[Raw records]
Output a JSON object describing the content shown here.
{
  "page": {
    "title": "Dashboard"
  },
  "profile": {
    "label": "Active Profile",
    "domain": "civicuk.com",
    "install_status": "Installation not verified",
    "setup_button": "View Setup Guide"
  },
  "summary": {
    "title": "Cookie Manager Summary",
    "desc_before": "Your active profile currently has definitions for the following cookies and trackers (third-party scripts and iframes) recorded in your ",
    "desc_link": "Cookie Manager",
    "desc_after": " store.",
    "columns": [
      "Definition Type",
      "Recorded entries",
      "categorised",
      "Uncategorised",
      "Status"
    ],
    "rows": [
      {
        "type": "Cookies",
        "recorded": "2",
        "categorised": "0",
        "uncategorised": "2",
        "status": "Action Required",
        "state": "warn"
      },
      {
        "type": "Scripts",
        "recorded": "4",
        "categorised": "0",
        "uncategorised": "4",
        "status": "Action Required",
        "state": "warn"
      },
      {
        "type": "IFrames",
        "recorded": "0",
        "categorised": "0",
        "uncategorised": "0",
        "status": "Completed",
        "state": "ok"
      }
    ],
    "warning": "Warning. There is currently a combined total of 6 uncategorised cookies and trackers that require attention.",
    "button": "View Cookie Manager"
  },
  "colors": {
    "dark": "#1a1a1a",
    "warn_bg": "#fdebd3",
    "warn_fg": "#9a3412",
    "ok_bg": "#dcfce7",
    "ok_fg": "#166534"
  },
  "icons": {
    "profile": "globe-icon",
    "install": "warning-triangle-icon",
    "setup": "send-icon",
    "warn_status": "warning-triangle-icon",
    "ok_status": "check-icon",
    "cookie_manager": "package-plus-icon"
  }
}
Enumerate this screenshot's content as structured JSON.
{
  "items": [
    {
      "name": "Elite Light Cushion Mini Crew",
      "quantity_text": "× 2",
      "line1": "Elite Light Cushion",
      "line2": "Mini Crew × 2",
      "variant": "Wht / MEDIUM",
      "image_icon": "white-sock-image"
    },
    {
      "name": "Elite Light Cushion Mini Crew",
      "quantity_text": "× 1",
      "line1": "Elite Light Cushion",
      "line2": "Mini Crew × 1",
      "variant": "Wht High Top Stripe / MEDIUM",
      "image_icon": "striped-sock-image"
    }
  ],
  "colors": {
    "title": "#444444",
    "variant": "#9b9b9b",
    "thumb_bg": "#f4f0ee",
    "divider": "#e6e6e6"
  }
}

■ **Given exercise**
State how many lines of the records above contain the word "warning", giving only that number.

■ **Exercise answer**
3